⟨

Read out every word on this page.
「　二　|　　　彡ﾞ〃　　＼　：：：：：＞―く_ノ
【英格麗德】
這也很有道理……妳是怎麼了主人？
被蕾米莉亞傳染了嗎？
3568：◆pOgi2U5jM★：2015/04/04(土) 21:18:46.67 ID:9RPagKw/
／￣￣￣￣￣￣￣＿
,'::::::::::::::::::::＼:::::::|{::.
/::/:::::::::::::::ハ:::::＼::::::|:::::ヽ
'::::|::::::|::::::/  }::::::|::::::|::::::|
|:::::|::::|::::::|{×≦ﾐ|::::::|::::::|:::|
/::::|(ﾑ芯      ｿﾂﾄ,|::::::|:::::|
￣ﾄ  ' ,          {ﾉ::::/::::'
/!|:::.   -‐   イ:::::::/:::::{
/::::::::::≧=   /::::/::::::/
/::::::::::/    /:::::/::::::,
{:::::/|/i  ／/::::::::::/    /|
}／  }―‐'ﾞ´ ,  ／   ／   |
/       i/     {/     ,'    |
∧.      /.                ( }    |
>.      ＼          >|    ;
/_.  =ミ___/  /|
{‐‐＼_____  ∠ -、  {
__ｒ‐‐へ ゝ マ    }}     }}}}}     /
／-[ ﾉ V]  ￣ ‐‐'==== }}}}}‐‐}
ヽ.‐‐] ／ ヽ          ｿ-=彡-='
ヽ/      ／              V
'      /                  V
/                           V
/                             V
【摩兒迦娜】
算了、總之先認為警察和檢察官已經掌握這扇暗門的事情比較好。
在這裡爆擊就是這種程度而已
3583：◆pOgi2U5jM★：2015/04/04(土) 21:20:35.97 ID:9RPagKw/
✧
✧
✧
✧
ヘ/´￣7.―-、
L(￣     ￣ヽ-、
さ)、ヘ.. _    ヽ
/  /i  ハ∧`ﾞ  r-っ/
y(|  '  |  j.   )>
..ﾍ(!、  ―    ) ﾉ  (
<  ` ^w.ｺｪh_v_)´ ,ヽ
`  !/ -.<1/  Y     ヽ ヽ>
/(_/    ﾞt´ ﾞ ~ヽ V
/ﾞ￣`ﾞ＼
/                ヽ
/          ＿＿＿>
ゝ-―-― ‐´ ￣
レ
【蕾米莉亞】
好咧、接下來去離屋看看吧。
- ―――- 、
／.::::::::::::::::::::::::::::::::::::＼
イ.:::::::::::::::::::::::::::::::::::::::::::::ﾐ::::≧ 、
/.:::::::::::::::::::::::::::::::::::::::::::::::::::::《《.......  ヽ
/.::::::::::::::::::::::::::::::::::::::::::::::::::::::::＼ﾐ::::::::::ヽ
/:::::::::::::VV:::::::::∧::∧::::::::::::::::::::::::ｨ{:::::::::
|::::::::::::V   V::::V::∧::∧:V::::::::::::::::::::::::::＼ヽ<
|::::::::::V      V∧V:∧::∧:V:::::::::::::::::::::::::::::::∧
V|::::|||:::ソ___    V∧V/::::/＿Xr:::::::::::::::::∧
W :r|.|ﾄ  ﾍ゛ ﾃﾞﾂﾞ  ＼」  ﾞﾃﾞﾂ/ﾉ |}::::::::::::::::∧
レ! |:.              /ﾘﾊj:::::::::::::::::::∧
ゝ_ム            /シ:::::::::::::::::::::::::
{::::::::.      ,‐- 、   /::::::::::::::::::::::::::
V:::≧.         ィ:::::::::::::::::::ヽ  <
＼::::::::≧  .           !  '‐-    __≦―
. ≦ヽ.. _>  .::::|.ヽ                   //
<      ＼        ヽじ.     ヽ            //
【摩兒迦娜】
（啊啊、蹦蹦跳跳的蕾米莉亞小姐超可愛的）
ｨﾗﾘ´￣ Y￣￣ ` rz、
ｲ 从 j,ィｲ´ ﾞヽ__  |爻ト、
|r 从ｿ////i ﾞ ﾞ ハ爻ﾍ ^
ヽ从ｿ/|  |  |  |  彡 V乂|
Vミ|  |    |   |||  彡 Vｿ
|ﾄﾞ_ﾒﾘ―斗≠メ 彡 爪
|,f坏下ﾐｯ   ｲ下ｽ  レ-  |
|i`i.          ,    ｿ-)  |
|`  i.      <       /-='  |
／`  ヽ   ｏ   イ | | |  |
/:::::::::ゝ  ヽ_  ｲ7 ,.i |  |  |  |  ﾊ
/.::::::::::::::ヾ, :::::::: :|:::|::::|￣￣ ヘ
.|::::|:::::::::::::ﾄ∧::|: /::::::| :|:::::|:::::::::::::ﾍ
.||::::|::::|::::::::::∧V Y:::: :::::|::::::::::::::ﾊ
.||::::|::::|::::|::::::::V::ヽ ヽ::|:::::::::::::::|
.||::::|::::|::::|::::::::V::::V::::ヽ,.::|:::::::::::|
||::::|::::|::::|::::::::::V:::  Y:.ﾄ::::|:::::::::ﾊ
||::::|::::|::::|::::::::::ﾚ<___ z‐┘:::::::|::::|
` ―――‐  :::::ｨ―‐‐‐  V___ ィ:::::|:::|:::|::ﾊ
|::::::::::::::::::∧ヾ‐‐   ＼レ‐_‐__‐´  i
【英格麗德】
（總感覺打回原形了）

⟩

Give all of the entries again, word for word.

*Written answer:*
Read out every word on this page.
「　二　|　　　彡ﾞ〃　　＼　：：：：：＞―く_ノ
【英格麗德】
這也很有道理……妳是怎麼了主人？
被蕾米莉亞傳染了嗎？
3568：◆pOgi2U5jM★：2015/04/04(土) 21:18:46.67 ID:9RPagKw/
／￣￣￣￣￣￣￣＿
,'::::::::::::::::::::＼:::::::|{::.
/::/:::::::::::::::ハ:::::＼::::::|:::::ヽ
'::::|::::::|::::::/  }::::::|::::::|::::::|
|:::::|::::|::::::|{×≦ﾐ|::::::|::::::|:::|
/::::|(ﾑ芯      ｿﾂﾄ,|::::::|:::::|
￣ﾄ  ' ,          {ﾉ::::/::::'
/!|:::.   -‐   イ:::::::/:::::{
/::::::::::≧=   /::::/::::::/
/::::::::::/    /:::::/::::::,
{:::::/|/i  ／/::::::::::/    /|
}／  }―‐'ﾞ´ ,  ／   ／   |
/       i/     {/     ,'    |
∧.      /.                ( }    |
>.      ＼          >|    ;
/_.  =ミ___/  /|
{‐‐＼_____  ∠ -、  {
__ｒ‐‐へ ゝ マ    }}     }}}}}     /
／-[ ﾉ V]  ￣ ‐‐'==== }}}}}‐‐}
ヽ.‐‐] ／ ヽ          ｿ-=彡-='
ヽ/      ／              V
'      /                  V
/                           V
/                             V
【摩兒迦娜】
算了、總之先認為警察和檢察官已經掌握這扇暗門的事情比較好。
在這裡爆擊就是這種程度而已
3583：◆pOgi2U5jM★：2015/04/04(土) 21:20:35.97 ID:9RPagKw/
✧
✧
✧
✧
ヘ/´￣7.―-、
L(￣     ￣ヽ-、
さ)、ヘ.. _    ヽ
/  /i  ハ∧`ﾞ  r-っ/
y(|  '  |  j.   )>
..ﾍ(!、  ―    ) ﾉ  (
<  ` ^w.ｺｪh_v_)´ ,ヽ
`  !/ -.<1/  Y     ヽ ヽ>
/(_/    ﾞt´ ﾞ ~ヽ V
/ﾞ￣`ﾞ＼
/                ヽ
/          ＿＿＿>
ゝ-―-― ‐´ ￣
レ
【蕾米莉亞】
好咧、接下來去離屋看看吧。
- ―――- 、
／.::::::::::::::::::::::::::::::::::::＼
イ.:::::::::::::::::::::::::::::::::::::::::::::ﾐ::::≧ 、
/.:::::::::::::::::::::::::::::::::::::::::::::::::::::《《.......  ヽ
/.::::::::::::::::::::::::::::::::::::::::::::::::::::::::＼ﾐ::::::::::ヽ
/:::::::::::::VV:::::::::∧::∧::::::::::::::::::::::::ｨ{:::::::::
|::::::::::::V   V::::V::∧::∧:V::::::::::::::::::::::::::＼ヽ<
|::::::::::V      V∧V:∧::∧:V:::::::::::::::::::::::::::::::∧
V|::::|||:::ソ___    V∧V/::::/＿Xr:::::::::::::::::∧
W :r|.|ﾄ  ﾍ゛ ﾃﾞﾂﾞ  ＼」  ﾞﾃﾞﾂ/ﾉ |}::::::::::::::::∧
レ! |:.              /ﾘﾊj:::::::::::::::::::∧
ゝ_ム            /シ:::::::::::::::::::::::::
{::::::::.      ,‐- 、   /::::::::::::::::::::::::::
V:::≧.         ィ:::::::::::::::::::ヽ  <
＼::::::::≧  .           !  '‐-    __≦―
. ≦ヽ.. _>  .::::|.ヽ                   //
<      ＼        ヽじ.     ヽ            //
【摩兒迦娜】
（啊啊、蹦蹦跳跳的蕾米莉亞小姐超可愛的）
ｨﾗﾘ´￣ Y￣￣ ` rz、
ｲ 从 j,ィｲ´ ﾞヽ__  |爻ト、
|r 从ｿ////i ﾞ ﾞ ハ爻ﾍ ^
ヽ从ｿ/|  |  |  |  彡 V乂|
Vミ|  |    |   |||  彡 Vｿ
|ﾄﾞ_ﾒﾘ―斗≠メ 彡 爪
|,f坏下ﾐｯ   ｲ下ｽ  レ-  |
|i`i.          ,    ｿ-)  |
|`  i.      <       /-='  |
／`  ヽ   ｏ   イ | | |  |
/:::::::::ゝ  ヽ_  ｲ7 ,.i |  |  |  |  ﾊ
/.::::::::::::::ヾ, :::::::: :|:::|::::|￣￣ ヘ
.|::::|:::::::::::::ﾄ∧::|: /::::::| :|:::::|:::::::::::::ﾍ
.||::::|::::|::::::::::∧V Y:::: :::::|::::::::::::::ﾊ
.||::::|::::|::::|::::::::V::ヽ ヽ::|:::::::::::::::|
.||::::|::::|::::|::::::::V::::V::::ヽ,.::|:::::::::::|
||::::|::::|::::|::::::::::V:::  Y:.ﾄ::::|:::::::::ﾊ
||::::|::::|::::|::::::::::ﾚ<___ z‐┘:::::::|::::|
` ―――‐  :::::ｨ―‐‐‐  V___ ィ:::::|:::|:::|::ﾊ
|::::::::::::::::::∧ヾ‐‐   ＼レ‐_‐__‐´  i
【英格麗德】
（總感覺打回原形了）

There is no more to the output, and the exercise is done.